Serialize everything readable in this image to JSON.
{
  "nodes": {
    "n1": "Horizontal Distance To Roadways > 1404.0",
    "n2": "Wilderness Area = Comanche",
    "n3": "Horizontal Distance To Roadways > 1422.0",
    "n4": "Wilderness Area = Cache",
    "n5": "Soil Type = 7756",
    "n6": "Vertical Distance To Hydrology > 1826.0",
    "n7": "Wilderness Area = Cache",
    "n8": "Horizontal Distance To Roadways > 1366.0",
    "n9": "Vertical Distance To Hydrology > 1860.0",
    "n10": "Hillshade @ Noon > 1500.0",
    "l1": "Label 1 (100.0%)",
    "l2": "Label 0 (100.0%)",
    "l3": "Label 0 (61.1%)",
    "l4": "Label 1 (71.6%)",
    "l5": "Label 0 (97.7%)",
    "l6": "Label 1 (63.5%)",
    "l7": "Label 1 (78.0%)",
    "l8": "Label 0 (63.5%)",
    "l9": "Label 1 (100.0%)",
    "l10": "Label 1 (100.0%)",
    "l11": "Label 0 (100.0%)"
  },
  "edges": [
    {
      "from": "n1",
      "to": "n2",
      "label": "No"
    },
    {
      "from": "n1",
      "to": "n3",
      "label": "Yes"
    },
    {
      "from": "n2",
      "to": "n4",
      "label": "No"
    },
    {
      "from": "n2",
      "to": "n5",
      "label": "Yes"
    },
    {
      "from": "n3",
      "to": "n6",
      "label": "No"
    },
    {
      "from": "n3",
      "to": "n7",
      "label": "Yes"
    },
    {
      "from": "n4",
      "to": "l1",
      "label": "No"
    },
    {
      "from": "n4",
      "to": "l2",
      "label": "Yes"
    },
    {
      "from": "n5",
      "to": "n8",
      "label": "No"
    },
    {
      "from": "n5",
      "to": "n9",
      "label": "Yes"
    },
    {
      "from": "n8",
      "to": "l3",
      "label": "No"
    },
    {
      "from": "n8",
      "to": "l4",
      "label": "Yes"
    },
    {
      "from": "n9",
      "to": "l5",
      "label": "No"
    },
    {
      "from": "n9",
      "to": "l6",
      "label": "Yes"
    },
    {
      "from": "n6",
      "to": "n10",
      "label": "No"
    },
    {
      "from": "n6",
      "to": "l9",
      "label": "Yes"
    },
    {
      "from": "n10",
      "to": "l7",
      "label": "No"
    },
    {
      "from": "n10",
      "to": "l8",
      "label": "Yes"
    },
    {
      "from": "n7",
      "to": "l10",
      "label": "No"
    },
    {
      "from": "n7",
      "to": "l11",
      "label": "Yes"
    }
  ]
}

_Stated task:_
Of all the lines in the material above, how many contain the word "Wilderness"? Give only the count.

_Answer to this task:_
3